# EXERCISE BRIEF
Copy the data below, replacing "Patent image size" with "Drawing dimensions" wherever it occurs and leaving everything else unchanged.

# LISTING
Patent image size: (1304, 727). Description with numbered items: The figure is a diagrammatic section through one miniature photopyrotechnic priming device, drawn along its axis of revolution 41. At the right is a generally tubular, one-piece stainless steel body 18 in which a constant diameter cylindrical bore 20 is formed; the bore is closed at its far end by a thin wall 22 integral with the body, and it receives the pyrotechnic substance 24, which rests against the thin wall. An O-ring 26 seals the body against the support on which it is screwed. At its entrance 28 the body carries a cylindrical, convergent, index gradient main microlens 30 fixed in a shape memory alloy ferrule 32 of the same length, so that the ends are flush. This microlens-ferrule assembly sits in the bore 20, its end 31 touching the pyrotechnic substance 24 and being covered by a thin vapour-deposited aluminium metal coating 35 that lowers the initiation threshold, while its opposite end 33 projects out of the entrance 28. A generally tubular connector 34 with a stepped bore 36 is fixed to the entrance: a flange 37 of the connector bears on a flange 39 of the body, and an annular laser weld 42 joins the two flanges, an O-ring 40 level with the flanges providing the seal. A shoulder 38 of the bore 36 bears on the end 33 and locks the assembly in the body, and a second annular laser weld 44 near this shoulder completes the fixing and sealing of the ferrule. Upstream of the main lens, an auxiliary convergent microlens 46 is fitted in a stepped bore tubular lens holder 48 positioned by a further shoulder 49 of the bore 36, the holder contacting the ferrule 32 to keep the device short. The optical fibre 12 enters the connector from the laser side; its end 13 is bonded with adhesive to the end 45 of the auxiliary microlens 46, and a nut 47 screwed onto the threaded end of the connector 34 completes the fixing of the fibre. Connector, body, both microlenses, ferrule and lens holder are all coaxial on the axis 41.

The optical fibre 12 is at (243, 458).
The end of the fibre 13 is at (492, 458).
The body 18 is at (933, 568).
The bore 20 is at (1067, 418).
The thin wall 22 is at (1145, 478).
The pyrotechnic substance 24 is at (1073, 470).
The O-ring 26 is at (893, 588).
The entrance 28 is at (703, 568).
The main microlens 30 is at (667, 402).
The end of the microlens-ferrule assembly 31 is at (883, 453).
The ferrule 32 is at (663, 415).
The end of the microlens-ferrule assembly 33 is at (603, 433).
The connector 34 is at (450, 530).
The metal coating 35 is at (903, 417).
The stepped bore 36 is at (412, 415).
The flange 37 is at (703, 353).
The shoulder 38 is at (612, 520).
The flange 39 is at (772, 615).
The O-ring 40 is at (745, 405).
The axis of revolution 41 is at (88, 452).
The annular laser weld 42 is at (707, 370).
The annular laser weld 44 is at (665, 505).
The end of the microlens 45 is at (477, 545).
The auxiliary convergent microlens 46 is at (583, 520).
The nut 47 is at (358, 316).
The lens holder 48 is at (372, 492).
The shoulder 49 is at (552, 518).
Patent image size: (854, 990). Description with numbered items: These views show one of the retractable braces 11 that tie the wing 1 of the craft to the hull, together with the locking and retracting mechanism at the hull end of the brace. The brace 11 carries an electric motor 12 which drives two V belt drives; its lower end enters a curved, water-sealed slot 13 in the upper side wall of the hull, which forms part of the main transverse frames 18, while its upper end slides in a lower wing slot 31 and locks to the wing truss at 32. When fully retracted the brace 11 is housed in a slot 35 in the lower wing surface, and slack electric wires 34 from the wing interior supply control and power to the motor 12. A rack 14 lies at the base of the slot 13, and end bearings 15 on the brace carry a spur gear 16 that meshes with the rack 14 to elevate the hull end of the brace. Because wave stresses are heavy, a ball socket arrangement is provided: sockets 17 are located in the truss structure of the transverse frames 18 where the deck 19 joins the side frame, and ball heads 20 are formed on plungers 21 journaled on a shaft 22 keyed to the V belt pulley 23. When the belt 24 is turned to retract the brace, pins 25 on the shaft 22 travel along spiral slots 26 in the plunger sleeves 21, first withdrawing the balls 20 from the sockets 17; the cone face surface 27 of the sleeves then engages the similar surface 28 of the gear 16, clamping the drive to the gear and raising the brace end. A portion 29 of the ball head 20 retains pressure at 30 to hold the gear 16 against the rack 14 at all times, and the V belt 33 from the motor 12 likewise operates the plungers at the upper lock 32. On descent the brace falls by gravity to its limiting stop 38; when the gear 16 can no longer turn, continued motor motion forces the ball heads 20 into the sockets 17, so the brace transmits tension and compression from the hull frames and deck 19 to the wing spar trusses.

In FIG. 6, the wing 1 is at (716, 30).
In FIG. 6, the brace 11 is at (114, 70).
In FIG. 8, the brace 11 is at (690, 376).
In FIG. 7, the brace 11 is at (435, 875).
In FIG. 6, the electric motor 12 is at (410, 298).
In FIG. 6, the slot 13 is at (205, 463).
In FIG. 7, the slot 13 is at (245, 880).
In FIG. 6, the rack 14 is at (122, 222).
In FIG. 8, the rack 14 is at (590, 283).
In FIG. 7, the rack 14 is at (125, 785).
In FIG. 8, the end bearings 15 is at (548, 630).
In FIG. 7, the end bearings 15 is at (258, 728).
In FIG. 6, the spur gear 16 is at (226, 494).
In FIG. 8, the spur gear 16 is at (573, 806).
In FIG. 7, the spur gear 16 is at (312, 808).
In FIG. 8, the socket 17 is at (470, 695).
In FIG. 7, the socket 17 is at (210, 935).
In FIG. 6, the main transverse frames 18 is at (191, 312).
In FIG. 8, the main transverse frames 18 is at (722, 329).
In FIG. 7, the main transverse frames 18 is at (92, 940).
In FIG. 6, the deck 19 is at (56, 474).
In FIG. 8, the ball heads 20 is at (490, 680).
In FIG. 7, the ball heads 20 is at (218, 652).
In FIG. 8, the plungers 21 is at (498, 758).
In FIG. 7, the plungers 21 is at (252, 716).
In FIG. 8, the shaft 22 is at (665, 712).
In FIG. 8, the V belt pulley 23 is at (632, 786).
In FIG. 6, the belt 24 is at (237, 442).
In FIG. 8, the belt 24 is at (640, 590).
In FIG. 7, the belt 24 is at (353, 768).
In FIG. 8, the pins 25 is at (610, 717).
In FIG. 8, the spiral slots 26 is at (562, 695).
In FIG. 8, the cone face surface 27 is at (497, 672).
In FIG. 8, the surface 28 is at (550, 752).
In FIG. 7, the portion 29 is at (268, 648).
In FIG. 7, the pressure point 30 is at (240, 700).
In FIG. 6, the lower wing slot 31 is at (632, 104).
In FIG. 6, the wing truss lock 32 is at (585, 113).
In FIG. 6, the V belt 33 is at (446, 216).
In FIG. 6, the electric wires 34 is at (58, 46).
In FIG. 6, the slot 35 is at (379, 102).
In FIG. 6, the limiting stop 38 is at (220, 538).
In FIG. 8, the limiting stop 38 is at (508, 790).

# THE COMPLETED TASK
Drawing dimensions: (1304, 727). Description with numbered items: The figure is a diagrammatic section through one miniature photopyrotechnic priming device, drawn along its axis of revolution 41. At the right is a generally tubular, one-piece stainless steel body 18 in which a constant diameter cylindrical bore 20 is formed; the bore is closed at its far end by a thin wall 22 integral with the body, and it receives the pyrotechnic substance 24, which rests against the thin wall. An O-ring 26 seals the body against the support on which it is screwed. At its entrance 28 the body carries a cylindrical, convergent, index gradient main microlens 30 fixed in a shape memory alloy ferrule 32 of the same length, so that the ends are flush. This microlens-ferrule assembly sits in the bore 20, its end 31 touching the pyrotechnic substance 24 and being covered by a thin vapour-deposited aluminium metal coating 35 that lowers the initiation threshold, while its opposite end 33 projects out of the entrance 28. A generally tubular connector 34 with a stepped bore 36 is fixed to the entrance: a flange 37 of the connector bears on a flange 39 of the body, and an annular laser weld 42 joins the two flanges, an O-ring 40 level with the flanges providing the seal. A shoulder 38 of the bore 36 bears on the end 33 and locks the assembly in the body, and a second annular laser weld 44 near this shoulder completes the fixing and sealing of the ferrule. Upstream of the main lens, an auxiliary convergent microlens 46 is fitted in a stepped bore tubular lens holder 48 positioned by a further shoulder 49 of the bore 36, the holder contacting the ferrule 32 to keep the device short. The optical fibre 12 enters the connector from the laser side; its end 13 is bonded with adhesive to the end 45 of the auxiliary microlens 46, and a nut 47 screwed onto the threaded end of the connector 34 completes the fixing of the fibre. Connector, body, both microlenses, ferrule and lens holder are all coaxial on the axis 41.

The optical fibre 12 is at (243, 458).
The end of the fibre 13 is at (492, 458).
The body 18 is at (933, 568).
The bore 20 is at (1067, 418).
The thin wall 22 is at (1145, 478).
The pyrotechnic substance 24 is at (1073, 470).
The O-ring 26 is at (893, 588).
The entrance 28 is at (703, 568).
The main microlens 30 is at (667, 402).
The end of the microlens-ferrule assembly 31 is at (883, 453).
The ferrule 32 is at (663, 415).
The end of the microlens-ferrule assembly 33 is at (603, 433).
The connector 34 is at (450, 530).
The metal coating 35 is at (903, 417).
The stepped bore 36 is at (412, 415).
The flange 37 is at (703, 353).
The shoulder 38 is at (612, 520).
The flange 39 is at (772, 615).
The O-ring 40 is at (745, 405).
The axis of revolution 41 is at (88, 452).
The annular laser weld 42 is at (707, 370).
The annular laser weld 44 is at (665, 505).
The end of the microlens 45 is at (477, 545).
The auxiliary convergent microlens 46 is at (583, 520).
The nut 47 is at (358, 316).
The lens holder 48 is at (372, 492).
The shoulder 49 is at (552, 518).
Drawing dimensions: (854, 990). Description with numbered items: These views show one of the retractable braces 11 that tie the wing 1 of the craft to the hull, together with the locking and retracting mechanism at the hull end of the brace. The brace 11 carries an electric motor 12 which drives two V belt drives; its lower end enters a curved, water-sealed slot 13 in the upper side wall of the hull, which forms part of the main transverse frames 18, while its upper end slides in a lower wing slot 31 and locks to the wing truss at 32. When fully retracted the brace 11 is housed in a slot 35 in the lower wing surface, and slack electric wires 34 from the wing interior supply control and power to the motor 12. A rack 14 lies at the base of the slot 13, and end bearings 15 on the brace carry a spur gear 16 that meshes with the rack 14 to elevate the hull end of the brace. Because wave stresses are heavy, a ball socket arrangement is provided: sockets 17 are located in the truss structure of the transverse frames 18 where the deck 19 joins the side frame, and ball heads 20 are formed on plungers 21 journaled on a shaft 22 keyed to the V belt pulley 23. When the belt 24 is turned to retract the brace, pins 25 on the shaft 22 travel along spiral slots 26 in the plunger sleeves 21, first withdrawing the balls 20 from the sockets 17; the cone face surface 27 of the sleeves then engages the similar surface 28 of the gear 16, clamping the drive to the gear and raising the brace end. A portion 29 of the ball head 20 retains pressure at 30 to hold the gear 16 against the rack 14 at all times, and the V belt 33 from the motor 12 likewise operates the plungers at the upper lock 32. On descent the brace falls by gravity to its limiting stop 38; when the gear 16 can no longer turn, continued motor motion forces the ball heads 20 into the sockets 17, so the brace transmits tension and compression from the hull frames and deck 19 to the wing spar trusses.

In FIG. 6, the wing 1 is at (716, 30).
In FIG. 6, the brace 11 is at (114, 70).
In FIG. 8, the brace 11 is at (690, 376).
In FIG. 7, the brace 11 is at (435, 875).
In FIG. 6, the electric motor 12 is at (410, 298).
In FIG. 6, the slot 13 is at (205, 463).
In FIG. 7, the slot 13 is at (245, 880).
In FIG. 6, the rack 14 is at (122, 222).
In FIG. 8, the rack 14 is at (590, 283).
In FIG. 7, the rack 14 is at (125, 785).
In FIG. 8, the end bearings 15 is at (548, 630).
In FIG. 7, the end bearings 15 is at (258, 728).
In FIG. 6, the spur gear 16 is at (226, 494).
In FIG. 8, the spur gear 16 is at (573, 806).
In FIG. 7, the spur gear 16 is at (312, 808).
In FIG. 8, the socket 17 is at (470, 695).
In FIG. 7, the socket 17 is at (210, 935).
In FIG. 6, the main transverse frames 18 is at (191, 312).
In FIG. 8, the main transverse frames 18 is at (722, 329).
In FIG. 7, the main transverse frames 18 is at (92, 940).
In FIG. 6, the deck 19 is at (56, 474).
In FIG. 8, the ball heads 20 is at (490, 680).
In FIG. 7, the ball heads 20 is at (218, 652).
In FIG. 8, the plungers 21 is at (498, 758).
In FIG. 7, the plungers 21 is at (252, 716).
In FIG. 8, the shaft 22 is at (665, 712).
In FIG. 8, the V belt pulley 23 is at (632, 786).
In FIG. 6, the belt 24 is at (237, 442).
In FIG. 8, the belt 24 is at (640, 590).
In FIG. 7, the belt 24 is at (353, 768).
In FIG. 8, the pins 25 is at (610, 717).
In FIG. 8, the spiral slots 26 is at (562, 695).
In FIG. 8, the cone face surface 27 is at (497, 672).
In FIG. 8, the surface 28 is at (550, 752).
In FIG. 7, the portion 29 is at (268, 648).
In FIG. 7, the pressure point 30 is at (240, 700).
In FIG. 6, the lower wing slot 31 is at (632, 104).
In FIG. 6, the wing truss lock 32 is at (585, 113).
In FIG. 6, the V belt 33 is at (446, 216).
In FIG. 6, the electric wires 34 is at (58, 46).
In FIG. 6, the slot 35 is at (379, 102).
In FIG. 6, the limiting stop 38 is at (220, 538).
In FIG. 8, the limiting stop 38 is at (508, 790).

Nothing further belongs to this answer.